Saved data entries:
————
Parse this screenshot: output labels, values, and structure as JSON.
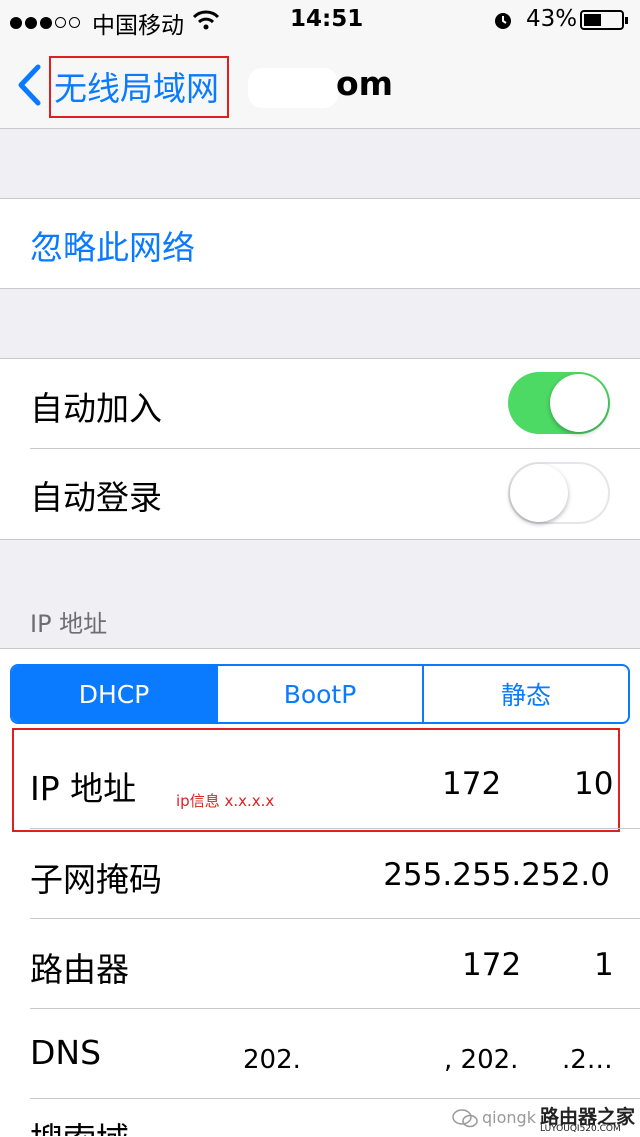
{
  "status_bar": {
    "carrier": "中国移动",
    "time": "14:51",
    "battery": "43%"
  },
  "nav": {
    "back_label": "无线局域网",
    "title": "om"
  },
  "forget_network": "忽略此网络",
  "toggles": [
    {
      "label": "自动加入",
      "state": "on"
    },
    {
      "label": "自动登录",
      "state": "off"
    }
  ],
  "ip_section": {
    "header": "IP 地址",
    "segments": [
      "DHCP",
      "BootP",
      "静态"
    ],
    "selected_segment": "DHCP",
    "annotation": "ip信息 x.x.x.x",
    "rows": {
      "ip": {
        "label": "IP 地址",
        "value_a": "172",
        "value_b": "10"
      },
      "subnet": {
        "label": "子网掩码",
        "value": "255.255.252.0"
      },
      "router": {
        "label": "路由器",
        "value_a": "172",
        "value_b": "1"
      },
      "dns": {
        "label": "DNS",
        "value_a": "202.",
        "value_b": ", 202.",
        "value_c": ".2…"
      },
      "search": {
        "label": "搜索域"
      }
    }
  },
  "watermark": {
    "account": "qiongk",
    "brand": "路由器之家",
    "domain": "LUYOUQI520.COM"
  },
  "colors": {
    "accent": "#0a7aff",
    "toggle_on": "#4cd964",
    "annotation": "#e02020"
  }
}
————
*What to produce*
Copy the records above exactly, omitting every picture.

*Output for this exercise*
Parse this screenshot: output labels, values, and structure as JSON.
{
  "status_bar": {
    "carrier": "中国移动",
    "time": "14:51",
    "battery": "43%"
  },
  "nav": {
    "back_label": "无线局域网",
    "title": "om"
  },
  "forget_network": "忽略此网络",
  "toggles": [
    {
      "label": "自动加入",
      "state": "on"
    },
    {
      "label": "自动登录",
      "state": "off"
    }
  ],
  "ip_section": {
    "header": "IP 地址",
    "segments": [
      "DHCP",
      "BootP",
      "静态"
    ],
    "selected_segment": "DHCP",
    "annotation": "ip信息 x.x.x.x",
    "rows": {
      "ip": {
        "label": "IP 地址",
        "value_a": "172",
        "value_b": "10"
      },
      "subnet": {
        "label": "子网掩码",
        "value": "255.255.252.0"
      },
      "router": {
        "label": "路由器",
        "value_a": "172",
        "value_b": "1"
      },
      "dns": {
        "label": "DNS",
        "value_a": "202.",
        "value_b": ", 202.",
        "value_c": ".2…"
      },
      "search": {
        "label": "搜索域"
      }
    }
  },
  "watermark": {
    "account": "qiongk",
    "brand": "路由器之家",
    "domain": "LUYOUQI520.COM"
  },
  "colors": {
    "accent": "#0a7aff",
    "toggle_on": "#4cd964",
    "annotation": "#e02020"
  }
}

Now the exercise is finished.